Data supplied →
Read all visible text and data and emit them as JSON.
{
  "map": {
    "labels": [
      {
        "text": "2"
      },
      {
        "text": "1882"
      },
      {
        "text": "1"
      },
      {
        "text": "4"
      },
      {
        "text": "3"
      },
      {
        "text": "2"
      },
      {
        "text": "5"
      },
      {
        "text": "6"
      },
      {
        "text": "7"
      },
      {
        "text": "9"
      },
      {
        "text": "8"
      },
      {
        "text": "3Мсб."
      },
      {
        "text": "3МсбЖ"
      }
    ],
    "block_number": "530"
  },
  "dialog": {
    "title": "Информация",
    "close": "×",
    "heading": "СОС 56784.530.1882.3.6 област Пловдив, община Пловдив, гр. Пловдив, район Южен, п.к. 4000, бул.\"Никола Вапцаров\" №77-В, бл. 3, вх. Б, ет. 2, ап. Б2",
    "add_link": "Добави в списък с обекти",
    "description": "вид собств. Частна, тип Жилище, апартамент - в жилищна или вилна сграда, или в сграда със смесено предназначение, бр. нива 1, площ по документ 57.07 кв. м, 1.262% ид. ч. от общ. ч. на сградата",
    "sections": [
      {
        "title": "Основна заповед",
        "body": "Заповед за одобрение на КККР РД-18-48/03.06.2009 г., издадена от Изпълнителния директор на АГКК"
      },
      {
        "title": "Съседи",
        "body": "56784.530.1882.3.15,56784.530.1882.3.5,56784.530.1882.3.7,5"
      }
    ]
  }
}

What the task asks → Take every line that includes the string "body" and copy it.

In response →
        "body": "Заповед за одобрение на КККР РД-18-48/03.06.2009 г., издадена от Изпълнителния директор на АГКК"
        "body": "56784.530.1882.3.15,56784.530.1882.3.5,56784.530.1882.3.7,5"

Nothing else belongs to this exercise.